> **Given passage**
+--

This program tries to recover the lost precision of DCT coefficients based on a quantization table from a JPEG image. The result is saved as a JPEG image with quantization set to 1 (like a JPEG saved at 100% quality).

You may not notice jpeg artifacts on the screen without zooming in, but you may notice them after printing. Also, when editing compressed images, artifacts can accumulate, but if you use this program before editing - the result will be better.

  • The original project page is here.

  • You can save a smoothed image with the original quantization tables, which will result in the same DCT coefficients as in the original image. (Note: chroma will be slightly different if upsampling is used at quality level 6)

+--

> **Data section**
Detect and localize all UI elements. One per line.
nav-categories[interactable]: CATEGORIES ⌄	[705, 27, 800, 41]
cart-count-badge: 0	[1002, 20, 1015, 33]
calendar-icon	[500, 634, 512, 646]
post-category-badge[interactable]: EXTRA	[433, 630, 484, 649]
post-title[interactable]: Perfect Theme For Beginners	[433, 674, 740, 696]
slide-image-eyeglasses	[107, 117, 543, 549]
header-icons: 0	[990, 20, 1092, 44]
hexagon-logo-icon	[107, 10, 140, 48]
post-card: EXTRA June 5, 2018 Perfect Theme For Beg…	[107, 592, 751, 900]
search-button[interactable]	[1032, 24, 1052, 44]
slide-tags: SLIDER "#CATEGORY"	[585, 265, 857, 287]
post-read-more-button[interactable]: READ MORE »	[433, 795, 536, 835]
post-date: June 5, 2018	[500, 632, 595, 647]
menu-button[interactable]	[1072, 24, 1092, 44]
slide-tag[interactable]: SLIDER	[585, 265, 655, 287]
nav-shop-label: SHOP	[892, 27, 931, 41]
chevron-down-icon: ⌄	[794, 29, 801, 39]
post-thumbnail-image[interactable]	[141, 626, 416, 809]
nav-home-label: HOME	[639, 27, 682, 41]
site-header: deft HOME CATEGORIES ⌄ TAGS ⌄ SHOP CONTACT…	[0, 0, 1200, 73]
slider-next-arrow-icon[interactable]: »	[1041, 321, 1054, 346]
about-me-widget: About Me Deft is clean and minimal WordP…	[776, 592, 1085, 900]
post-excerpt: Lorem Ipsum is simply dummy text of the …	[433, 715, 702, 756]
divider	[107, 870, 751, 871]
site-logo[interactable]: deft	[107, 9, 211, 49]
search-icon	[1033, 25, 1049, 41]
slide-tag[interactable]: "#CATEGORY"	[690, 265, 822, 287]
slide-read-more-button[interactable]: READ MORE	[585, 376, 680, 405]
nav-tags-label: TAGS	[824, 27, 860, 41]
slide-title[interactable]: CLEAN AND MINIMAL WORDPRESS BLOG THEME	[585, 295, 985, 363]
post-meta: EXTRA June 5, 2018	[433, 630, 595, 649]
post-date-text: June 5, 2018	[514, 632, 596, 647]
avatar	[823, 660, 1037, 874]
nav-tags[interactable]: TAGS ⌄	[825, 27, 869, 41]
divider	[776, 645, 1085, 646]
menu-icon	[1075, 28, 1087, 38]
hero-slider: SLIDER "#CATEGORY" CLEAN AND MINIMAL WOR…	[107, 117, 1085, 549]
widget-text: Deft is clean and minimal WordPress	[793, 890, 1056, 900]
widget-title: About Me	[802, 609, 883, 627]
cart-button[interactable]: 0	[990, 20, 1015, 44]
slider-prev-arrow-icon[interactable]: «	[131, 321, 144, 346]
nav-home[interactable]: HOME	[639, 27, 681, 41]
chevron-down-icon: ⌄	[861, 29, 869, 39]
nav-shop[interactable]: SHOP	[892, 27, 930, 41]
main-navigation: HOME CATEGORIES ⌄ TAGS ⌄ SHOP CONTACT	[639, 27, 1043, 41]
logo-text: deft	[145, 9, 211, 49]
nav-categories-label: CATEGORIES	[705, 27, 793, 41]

+--

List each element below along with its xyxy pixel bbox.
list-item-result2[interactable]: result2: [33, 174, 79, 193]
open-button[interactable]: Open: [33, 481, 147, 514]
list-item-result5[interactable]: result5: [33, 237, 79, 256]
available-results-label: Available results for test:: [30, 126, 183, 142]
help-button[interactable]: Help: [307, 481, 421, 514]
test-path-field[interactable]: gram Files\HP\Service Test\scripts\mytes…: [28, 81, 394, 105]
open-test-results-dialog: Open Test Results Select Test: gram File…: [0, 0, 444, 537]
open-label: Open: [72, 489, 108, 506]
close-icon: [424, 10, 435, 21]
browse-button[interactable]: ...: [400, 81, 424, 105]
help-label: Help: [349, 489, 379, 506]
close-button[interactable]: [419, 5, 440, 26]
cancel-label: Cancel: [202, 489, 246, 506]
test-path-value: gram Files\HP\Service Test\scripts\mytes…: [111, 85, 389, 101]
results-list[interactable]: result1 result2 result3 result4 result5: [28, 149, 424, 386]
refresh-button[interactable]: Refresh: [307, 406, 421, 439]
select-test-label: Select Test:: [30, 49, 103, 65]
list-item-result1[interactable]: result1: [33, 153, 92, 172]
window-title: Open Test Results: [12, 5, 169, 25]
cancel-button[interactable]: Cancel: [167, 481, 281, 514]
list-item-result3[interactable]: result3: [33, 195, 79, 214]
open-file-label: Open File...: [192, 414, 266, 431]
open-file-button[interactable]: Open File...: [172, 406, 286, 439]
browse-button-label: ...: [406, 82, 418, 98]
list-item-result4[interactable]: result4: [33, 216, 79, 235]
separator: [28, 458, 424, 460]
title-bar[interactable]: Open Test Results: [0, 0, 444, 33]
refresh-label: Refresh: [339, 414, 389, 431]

+--

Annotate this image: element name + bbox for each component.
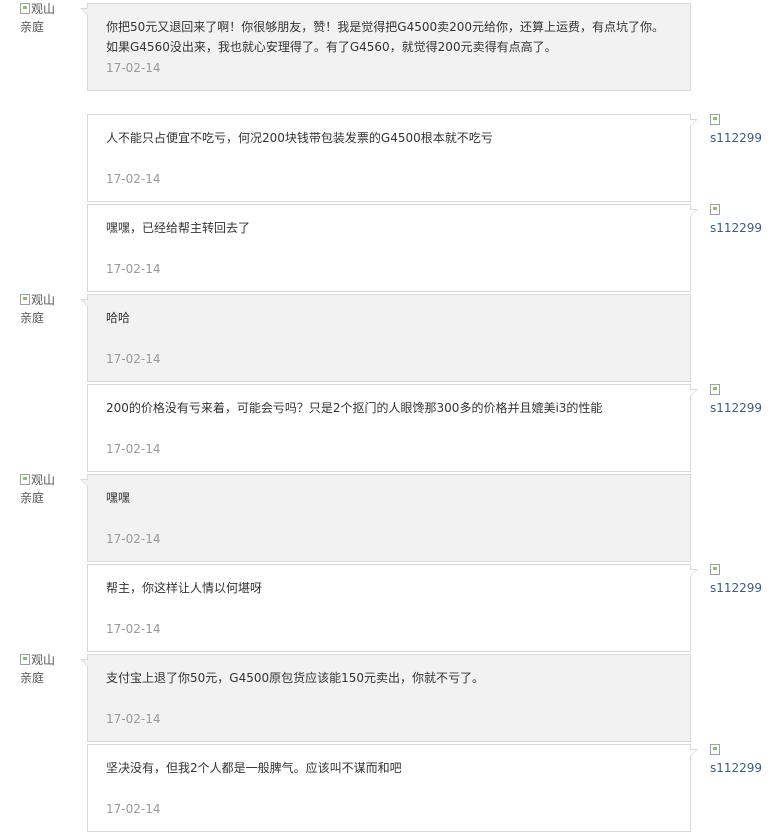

+--

> **What the task asks**
Write out word for word the part of the JPEG text that opens with the words containing "You may not notice" and closes with "quality level 6)". Work only from the JPEG text; the items play no part here.

> **Task response**
You may not notice jpeg artifacts on the screen without zooming in, but you may notice them after printing. Also, when editing compressed images, artifacts can accumulate, but if you use this program before editing - the result will be better.

  • The original project page is here.

  • You can save a smoothed image with the original quantization tables, which will result in the same DCT coefficients as in the original image. (Note: chroma will be slightly different if upsampling is used at quality level 6)